***** GIVEN RECORDS *****

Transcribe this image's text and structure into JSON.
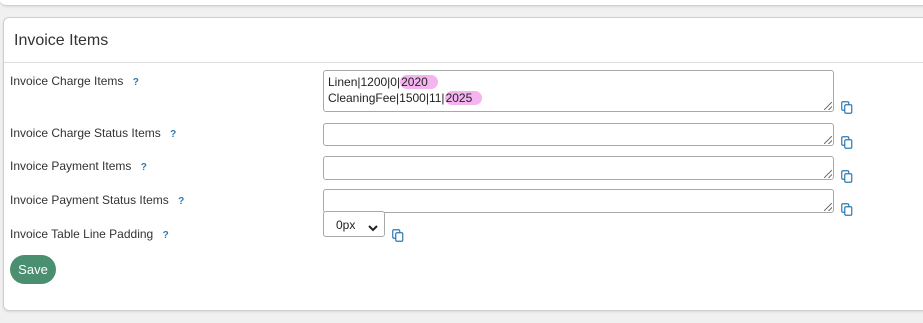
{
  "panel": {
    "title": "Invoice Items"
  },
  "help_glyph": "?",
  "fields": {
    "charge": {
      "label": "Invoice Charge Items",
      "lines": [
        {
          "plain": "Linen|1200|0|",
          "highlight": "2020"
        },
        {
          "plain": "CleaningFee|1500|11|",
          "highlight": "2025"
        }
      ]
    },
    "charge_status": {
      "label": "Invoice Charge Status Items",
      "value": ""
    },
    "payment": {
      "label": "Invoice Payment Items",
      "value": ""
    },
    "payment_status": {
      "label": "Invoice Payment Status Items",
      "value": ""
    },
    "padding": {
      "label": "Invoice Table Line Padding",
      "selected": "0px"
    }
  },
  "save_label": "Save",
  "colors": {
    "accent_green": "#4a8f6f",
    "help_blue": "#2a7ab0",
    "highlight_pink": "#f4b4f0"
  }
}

*****

## TASK OBJECTIVE
Write out each line of the data exactly; the images should be left out.

## RESULT OF THE EXERCISE
Transcribe this image's text and structure into JSON.
{
  "panel": {
    "title": "Invoice Items"
  },
  "help_glyph": "?",
  "fields": {
    "charge": {
      "label": "Invoice Charge Items",
      "lines": [
        {
          "plain": "Linen|1200|0|",
          "highlight": "2020"
        },
        {
          "plain": "CleaningFee|1500|11|",
          "highlight": "2025"
        }
      ]
    },
    "charge_status": {
      "label": "Invoice Charge Status Items",
      "value": ""
    },
    "payment": {
      "label": "Invoice Payment Items",
      "value": ""
    },
    "payment_status": {
      "label": "Invoice Payment Status Items",
      "value": ""
    },
    "padding": {
      "label": "Invoice Table Line Padding",
      "selected": "0px"
    }
  },
  "save_label": "Save",
  "colors": {
    "accent_green": "#4a8f6f",
    "help_blue": "#2a7ab0",
    "highlight_pink": "#f4b4f0"
  }
}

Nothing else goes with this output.